[Data excerpts]
— start —
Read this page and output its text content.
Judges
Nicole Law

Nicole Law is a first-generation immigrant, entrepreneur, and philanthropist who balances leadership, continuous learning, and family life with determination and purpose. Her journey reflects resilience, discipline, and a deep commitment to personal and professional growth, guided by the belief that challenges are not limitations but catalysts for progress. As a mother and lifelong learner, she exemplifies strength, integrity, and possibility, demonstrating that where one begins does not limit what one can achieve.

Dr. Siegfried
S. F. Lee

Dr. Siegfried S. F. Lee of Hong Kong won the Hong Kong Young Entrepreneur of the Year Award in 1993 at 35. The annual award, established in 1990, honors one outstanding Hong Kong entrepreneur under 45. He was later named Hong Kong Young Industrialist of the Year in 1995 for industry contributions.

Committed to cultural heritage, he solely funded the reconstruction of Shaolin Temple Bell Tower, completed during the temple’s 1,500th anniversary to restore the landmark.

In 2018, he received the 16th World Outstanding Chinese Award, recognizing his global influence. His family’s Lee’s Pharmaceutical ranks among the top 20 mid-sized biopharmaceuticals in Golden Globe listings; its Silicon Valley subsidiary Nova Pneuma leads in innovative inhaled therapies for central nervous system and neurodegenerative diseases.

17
— end —
▶ **Directions**
List every line above containing the word "Siegfried".

▶ **Reply**
Dr. Siegfried
Dr. Siegfried S. F. Lee of Hong Kong won the Hong Kong Young Entrepreneur of the Year Award in 1993 at 35. The annual award, established in 1990, honors one outstanding Hong Kong entrepreneur under 45. He was later named Hong Kong Young Industrialist of the Year in 1995 for industry contributions.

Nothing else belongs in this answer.